Entries taken from a collection:
---

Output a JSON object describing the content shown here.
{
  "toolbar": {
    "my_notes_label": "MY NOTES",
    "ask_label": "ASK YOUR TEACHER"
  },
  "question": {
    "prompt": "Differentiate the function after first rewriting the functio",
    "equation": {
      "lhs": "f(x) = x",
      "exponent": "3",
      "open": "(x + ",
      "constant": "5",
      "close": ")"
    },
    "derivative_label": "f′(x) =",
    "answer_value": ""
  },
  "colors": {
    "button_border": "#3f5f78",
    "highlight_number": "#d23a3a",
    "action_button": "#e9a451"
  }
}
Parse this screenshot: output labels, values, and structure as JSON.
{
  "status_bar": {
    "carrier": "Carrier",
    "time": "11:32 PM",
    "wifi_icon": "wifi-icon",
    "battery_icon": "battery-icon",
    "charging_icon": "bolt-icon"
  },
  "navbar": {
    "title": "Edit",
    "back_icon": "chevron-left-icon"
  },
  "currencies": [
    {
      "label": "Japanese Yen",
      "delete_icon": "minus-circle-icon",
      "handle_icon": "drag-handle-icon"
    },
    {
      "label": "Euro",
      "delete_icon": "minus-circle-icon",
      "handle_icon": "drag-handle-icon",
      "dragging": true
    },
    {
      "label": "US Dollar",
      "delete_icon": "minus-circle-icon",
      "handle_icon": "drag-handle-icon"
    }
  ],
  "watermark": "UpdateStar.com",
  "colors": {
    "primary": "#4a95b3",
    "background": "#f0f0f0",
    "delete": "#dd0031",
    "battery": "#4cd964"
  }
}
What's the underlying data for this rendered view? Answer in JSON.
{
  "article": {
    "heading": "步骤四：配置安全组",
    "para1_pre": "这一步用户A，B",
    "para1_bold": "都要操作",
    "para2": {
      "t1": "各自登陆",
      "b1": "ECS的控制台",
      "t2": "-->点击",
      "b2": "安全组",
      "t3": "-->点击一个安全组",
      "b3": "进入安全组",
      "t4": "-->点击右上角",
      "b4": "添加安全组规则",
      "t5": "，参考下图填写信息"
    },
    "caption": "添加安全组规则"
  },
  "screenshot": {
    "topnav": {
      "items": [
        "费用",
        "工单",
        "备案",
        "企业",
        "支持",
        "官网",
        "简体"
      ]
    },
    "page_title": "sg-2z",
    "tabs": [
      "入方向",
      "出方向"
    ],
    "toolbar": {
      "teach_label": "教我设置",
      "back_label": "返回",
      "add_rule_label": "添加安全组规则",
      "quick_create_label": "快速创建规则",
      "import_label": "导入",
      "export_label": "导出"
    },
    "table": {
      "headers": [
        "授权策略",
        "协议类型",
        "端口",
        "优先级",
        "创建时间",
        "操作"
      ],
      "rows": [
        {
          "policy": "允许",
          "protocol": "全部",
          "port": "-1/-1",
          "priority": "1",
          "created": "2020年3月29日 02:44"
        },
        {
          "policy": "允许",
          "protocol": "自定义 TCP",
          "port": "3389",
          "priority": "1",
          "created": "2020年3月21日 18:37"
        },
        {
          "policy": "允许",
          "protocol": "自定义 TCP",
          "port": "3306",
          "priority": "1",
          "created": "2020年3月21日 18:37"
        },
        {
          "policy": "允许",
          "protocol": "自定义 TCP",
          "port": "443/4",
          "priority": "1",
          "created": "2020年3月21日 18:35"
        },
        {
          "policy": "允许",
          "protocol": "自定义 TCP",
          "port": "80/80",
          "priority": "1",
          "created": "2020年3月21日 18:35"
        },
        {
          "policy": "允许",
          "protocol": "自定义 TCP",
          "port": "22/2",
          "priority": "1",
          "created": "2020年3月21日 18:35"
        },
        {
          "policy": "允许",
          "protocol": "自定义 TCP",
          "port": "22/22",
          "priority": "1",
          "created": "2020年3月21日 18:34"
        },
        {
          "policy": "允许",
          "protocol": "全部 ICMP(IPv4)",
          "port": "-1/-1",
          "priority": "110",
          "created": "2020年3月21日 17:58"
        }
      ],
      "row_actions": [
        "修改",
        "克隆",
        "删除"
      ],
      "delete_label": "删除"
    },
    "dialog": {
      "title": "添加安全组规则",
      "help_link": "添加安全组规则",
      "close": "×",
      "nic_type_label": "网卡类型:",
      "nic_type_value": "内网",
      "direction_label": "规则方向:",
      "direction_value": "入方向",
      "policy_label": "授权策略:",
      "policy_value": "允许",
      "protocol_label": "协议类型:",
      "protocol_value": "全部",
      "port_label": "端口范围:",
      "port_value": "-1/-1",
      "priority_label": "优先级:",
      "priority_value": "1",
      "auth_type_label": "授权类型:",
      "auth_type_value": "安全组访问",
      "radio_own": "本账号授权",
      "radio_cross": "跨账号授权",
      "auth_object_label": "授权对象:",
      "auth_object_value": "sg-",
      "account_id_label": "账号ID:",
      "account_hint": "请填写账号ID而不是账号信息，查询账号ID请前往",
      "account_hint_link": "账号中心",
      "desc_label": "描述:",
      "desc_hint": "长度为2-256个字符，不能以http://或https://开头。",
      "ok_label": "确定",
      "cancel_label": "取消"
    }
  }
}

---

TASK TO CARRY OUT
Return the lines above exactly, keeping every word.

EXERCISE OUTPUT
Output a JSON object describing the content shown here.
{
  "toolbar": {
    "my_notes_label": "MY NOTES",
    "ask_label": "ASK YOUR TEACHER"
  },
  "question": {
    "prompt": "Differentiate the function after first rewriting the functio",
    "equation": {
      "lhs": "f(x) = x",
      "exponent": "3",
      "open": "(x + ",
      "constant": "5",
      "close": ")"
    },
    "derivative_label": "f′(x) =",
    "answer_value": ""
  },
  "colors": {
    "button_border": "#3f5f78",
    "highlight_number": "#d23a3a",
    "action_button": "#e9a451"
  }
}
Parse this screenshot: output labels, values, and structure as JSON.
{
  "status_bar": {
    "carrier": "Carrier",
    "time": "11:32 PM",
    "wifi_icon": "wifi-icon",
    "battery_icon": "battery-icon",
    "charging_icon": "bolt-icon"
  },
  "navbar": {
    "title": "Edit",
    "back_icon": "chevron-left-icon"
  },
  "currencies": [
    {
      "label": "Japanese Yen",
      "delete_icon": "minus-circle-icon",
      "handle_icon": "drag-handle-icon"
    },
    {
      "label": "Euro",
      "delete_icon": "minus-circle-icon",
      "handle_icon": "drag-handle-icon",
      "dragging": true
    },
    {
      "label": "US Dollar",
      "delete_icon": "minus-circle-icon",
      "handle_icon": "drag-handle-icon"
    }
  ],
  "watermark": "UpdateStar.com",
  "colors": {
    "primary": "#4a95b3",
    "background": "#f0f0f0",
    "delete": "#dd0031",
    "battery": "#4cd964"
  }
}
What's the underlying data for this rendered view? Answer in JSON.
{
  "article": {
    "heading": "步骤四：配置安全组",
    "para1_pre": "这一步用户A，B",
    "para1_bold": "都要操作",
    "para2": {
      "t1": "各自登陆",
      "b1": "ECS的控制台",
      "t2": "-->点击",
      "b2": "安全组",
      "t3": "-->点击一个安全组",
      "b3": "进入安全组",
      "t4": "-->点击右上角",
      "b4": "添加安全组规则",
      "t5": "，参考下图填写信息"
    },
    "caption": "添加安全组规则"
  },
  "screenshot": {
    "topnav": {
      "items": [
        "费用",
        "工单",
        "备案",
        "企业",
        "支持",
        "官网",
        "简体"
      ]
    },
    "page_title": "sg-2z",
    "tabs": [
      "入方向",
      "出方向"
    ],
    "toolbar": {
      "teach_label": "教我设置",
      "back_label": "返回",
      "add_rule_label": "添加安全组规则",
      "quick_create_label": "快速创建规则",
      "import_label": "导入",
      "export_label": "导出"
    },
    "table": {
      "headers": [
        "授权策略",
        "协议类型",
        "端口",
        "优先级",
        "创建时间",
        "操作"
      ],
      "rows": [
        {
          "policy": "允许",
          "protocol": "全部",
          "port": "-1/-1",
          "priority": "1",
          "created": "2020年3月29日 02:44"
        },
        {
          "policy": "允许",
          "protocol": "自定义 TCP",
          "port": "3389",
          "priority": "1",
          "created": "2020年3月21日 18:37"
        },
        {
          "policy": "允许",
          "protocol": "自定义 TCP",
          "port": "3306",
          "priority": "1",
          "created": "2020年3月21日 18:37"
        },
        {
          "policy": "允许",
          "protocol": "自定义 TCP",
          "port": "443/4",
          "priority": "1",
          "created": "2020年3月21日 18:35"
        },
        {
          "policy": "允许",
          "protocol": "自定义 TCP",
          "port": "80/80",
          "priority": "1",
          "created": "2020年3月21日 18:35"
        },
        {
          "policy": "允许",
          "protocol": "自定义 TCP",
          "port": "22/2",
          "priority": "1",
          "created": "2020年3月21日 18:35"
        },
        {
          "policy": "允许",
          "protocol": "自定义 TCP",
          "port": "22/22",
          "priority": "1",
          "created": "2020年3月21日 18:34"
        },
        {
          "policy": "允许",
          "protocol": "全部 ICMP(IPv4)",
          "port": "-1/-1",
          "priority": "110",
          "created": "2020年3月21日 17:58"
        }
      ],
      "row_actions": [
        "修改",
        "克隆",
        "删除"
      ],
      "delete_label": "删除"
    },
    "dialog": {
      "title": "添加安全组规则",
      "help_link": "添加安全组规则",
      "close": "×",
      "nic_type_label": "网卡类型:",
      "nic_type_value": "内网",
      "direction_label": "规则方向:",
      "direction_value": "入方向",
      "policy_label": "授权策略:",
      "policy_value": "允许",
      "protocol_label": "协议类型:",
      "protocol_value": "全部",
      "port_label": "端口范围:",
      "port_value": "-1/-1",
      "priority_label": "优先级:",
      "priority_value": "1",
      "auth_type_label": "授权类型:",
      "auth_type_value": "安全组访问",
      "radio_own": "本账号授权",
      "radio_cross": "跨账号授权",
      "auth_object_label": "授权对象:",
      "auth_object_value": "sg-",
      "account_id_label": "账号ID:",
      "account_hint": "请填写账号ID而不是账号信息，查询账号ID请前往",
      "account_hint_link": "账号中心",
      "desc_label": "描述:",
      "desc_hint": "长度为2-256个字符，不能以http://或https://开头。",
      "ok_label": "确定",
      "cancel_label": "取消"
    }
  }
}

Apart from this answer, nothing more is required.